What needs to be done
The records below hold pictures; please leave those out and retype the rest exactly.

Data for this task
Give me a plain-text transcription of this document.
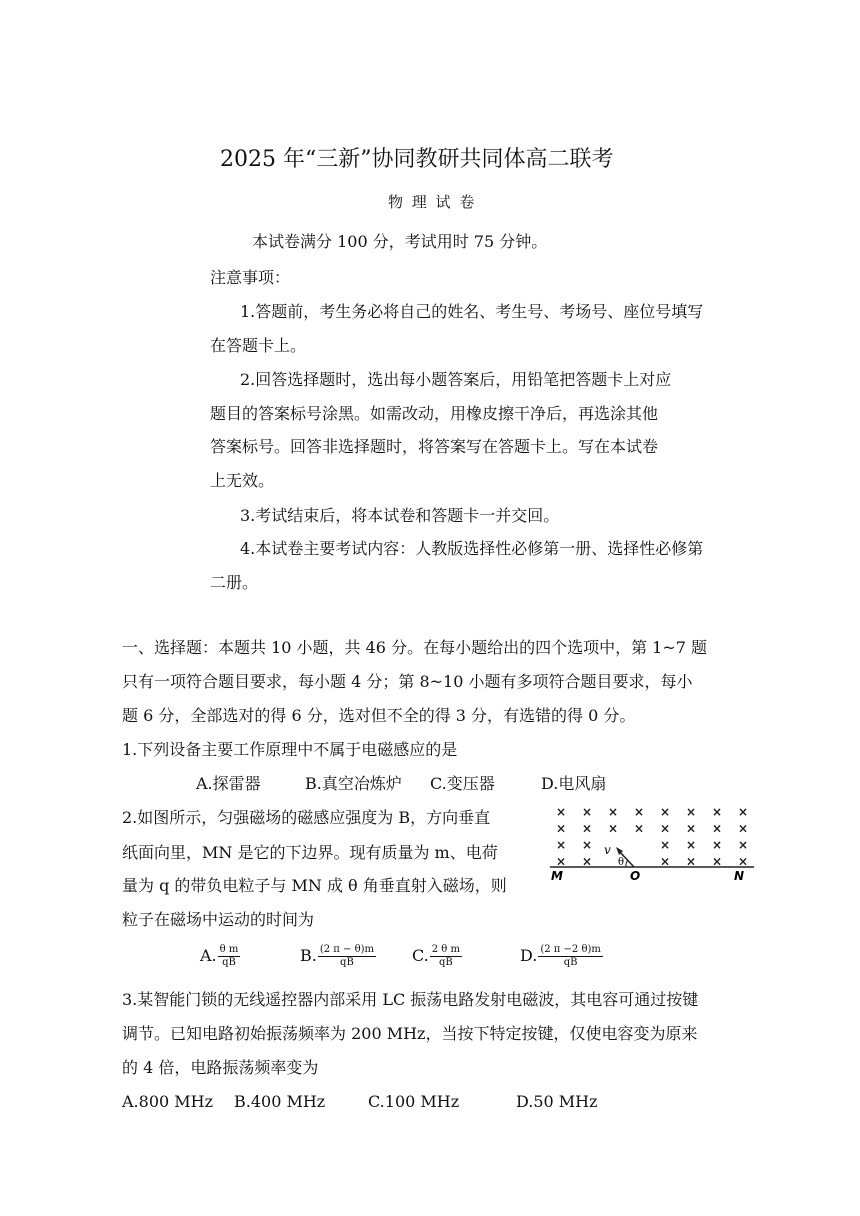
2025 年“三新”协同教研共同体高二联考
物 理 试 卷
本试卷满分 100 分，考试用时 75 分钟。
注意事项：
1.答题前，考生务必将自己的姓名、考生号、考场号、座位号填写
在答题卡上。
2.回答选择题时，选出每小题答案后，用铅笔把答题卡上对应
题目的答案标号涂黑。如需改动，用橡皮擦干净后，再选涂其他
答案标号。回答非选择题时，将答案写在答题卡上。写在本试卷
上无效。
3.考试结束后，将本试卷和答题卡一并交回。
4.本试卷主要考试内容：人教版选择性必修第一册、选择性必修第
二册。
一、选择题：本题共 10 小题，共 46 分。在每小题给出的四个选项中，第 1~7 题
只有一项符合题目要求，每小题 4 分；第 8~10 小题有多项符合题目要求，每小
题 6 分，全部选对的得 6 分，选对但不全的得 3 分，有选错的得 0 分。
1.下列设备主要工作原理中不属于电磁感应的是
A.探雷器	B.真空冶炼炉 C.变压器	D.电风扇
2.如图所示，匀强磁场的磁感应强度为 B，方向垂直
纸面向里，MN 是它的下边界。现有质量为 m、电荷
量为 q 的带负电粒子与 MN 成 θ 角垂直射入磁场，则
粒子在磁场中运动的时间为
× × × × × × × ×
× × × × × × × ×
× ×	× × × ×
× ×	× × × ×
v
θ
M	O	N
A. $\frac{\text{θ m}}{qB}$	B. $\frac{(2 \pi - \theta)m}{qB} C$. $\frac{\text{2 θ m}}{qB}$	D. $\frac{(2 \pi -2 \theta)m}{qB}$
3.某智能门锁的无线遥控器内部采用 LC 振荡电路发射电磁波，其电容可通过按键
调节。已知电路初始振荡频率为 200 MHz，当按下特定按键，仅使电容变为原来
的 4 倍，电路振荡频率变为
A.800 MHz B.400 MHz	C.100 MHz	D.50 MHz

Problem solution
Give me a plain-text transcription of this document.
2025 年“三新”协同教研共同体高二联考
物 理 试 卷
本试卷满分 100 分，考试用时 75 分钟。
注意事项：
1.答题前，考生务必将自己的姓名、考生号、考场号、座位号填写
在答题卡上。
2.回答选择题时，选出每小题答案后，用铅笔把答题卡上对应
题目的答案标号涂黑。如需改动，用橡皮擦干净后，再选涂其他
答案标号。回答非选择题时，将答案写在答题卡上。写在本试卷
上无效。
3.考试结束后，将本试卷和答题卡一并交回。
4.本试卷主要考试内容：人教版选择性必修第一册、选择性必修第
二册。
一、选择题：本题共 10 小题，共 46 分。在每小题给出的四个选项中，第 1~7 题
只有一项符合题目要求，每小题 4 分；第 8~10 小题有多项符合题目要求，每小
题 6 分，全部选对的得 6 分，选对但不全的得 3 分，有选错的得 0 分。
1.下列设备主要工作原理中不属于电磁感应的是
A.探雷器	B.真空冶炼炉 C.变压器	D.电风扇
2.如图所示，匀强磁场的磁感应强度为 B，方向垂直
纸面向里，MN 是它的下边界。现有质量为 m、电荷
量为 q 的带负电粒子与 MN 成 θ 角垂直射入磁场，则
粒子在磁场中运动的时间为
× × × × × × × ×
× × × × × × × ×
× ×	× × × ×
× ×	× × × ×
v
θ
M	O	N
A. $\frac{\text{θ m}}{qB}$	B. $\frac{(2 \pi - \theta)m}{qB} C$. $\frac{\text{2 θ m}}{qB}$	D. $\frac{(2 \pi -2 \theta)m}{qB}$
3.某智能门锁的无线遥控器内部采用 LC 振荡电路发射电磁波，其电容可通过按键
调节。已知电路初始振荡频率为 200 MHz，当按下特定按键，仅使电容变为原来
的 4 倍，电路振荡频率变为
A.800 MHz B.400 MHz	C.100 MHz	D.50 MHz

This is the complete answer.